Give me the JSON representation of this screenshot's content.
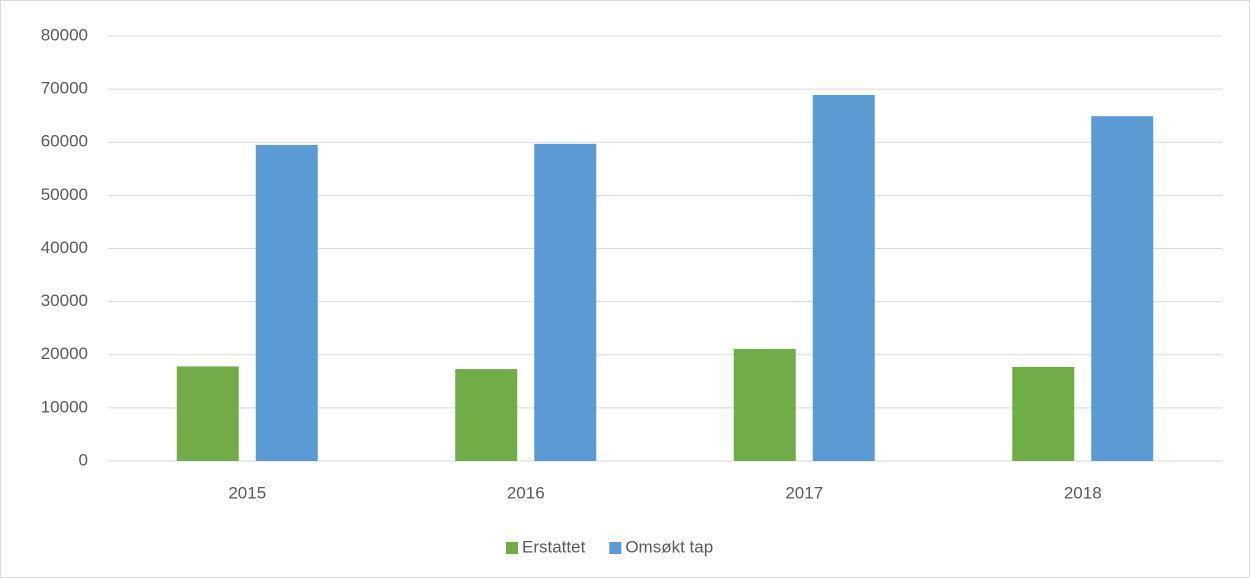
{
  "chart_data": {
    "type": "bar",
    "categories": [
      "2015",
      "2016",
      "2017",
      "2018"
    ],
    "series": [
      {
        "name": "Erstattet",
        "color": "#70ad47",
        "values": [
          17800,
          17300,
          21100,
          17700
        ]
      },
      {
        "name": "Omsøkt tap",
        "color": "#5b9bd5",
        "values": [
          59500,
          59700,
          68900,
          64900
        ]
      }
    ],
    "ylim": [
      0,
      80000
    ],
    "yticks": [
      0,
      10000,
      20000,
      30000,
      40000,
      50000,
      60000,
      70000,
      80000
    ],
    "grid": true,
    "legend": "bottom"
  }
}
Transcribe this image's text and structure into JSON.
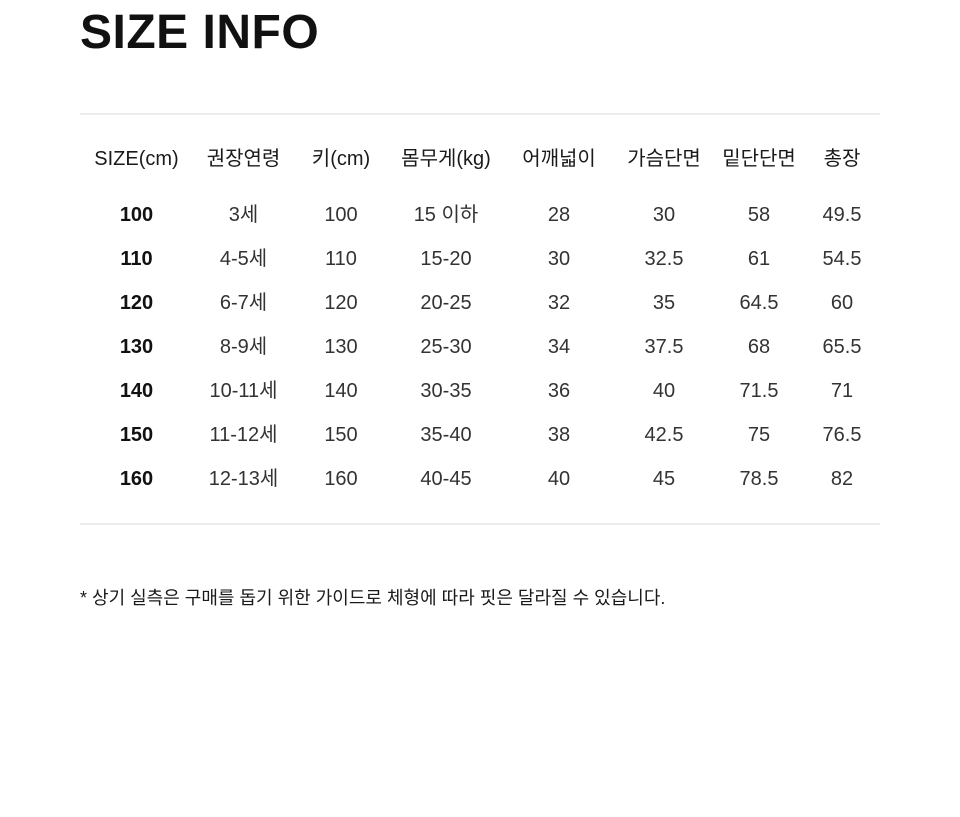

## Goal
Repeat each entry above word for word, leaving every picture out.

## Answer in full
Give me the JSON representation of this screenshot's content.
{
  "chart_data": {
    "type": "bar",
    "categories": [
      "2015",
      "2016",
      "2017",
      "2018"
    ],
    "series": [
      {
        "name": "Erstattet",
        "color": "#70ad47",
        "values": [
          17800,
          17300,
          21100,
          17700
        ]
      },
      {
        "name": "Omsøkt tap",
        "color": "#5b9bd5",
        "values": [
          59500,
          59700,
          68900,
          64900
        ]
      }
    ],
    "ylim": [
      0,
      80000
    ],
    "yticks": [
      0,
      10000,
      20000,
      30000,
      40000,
      50000,
      60000,
      70000,
      80000
    ],
    "grid": true,
    "legend": "bottom"
  }
}
Transcribe this image's text and structure into JSON.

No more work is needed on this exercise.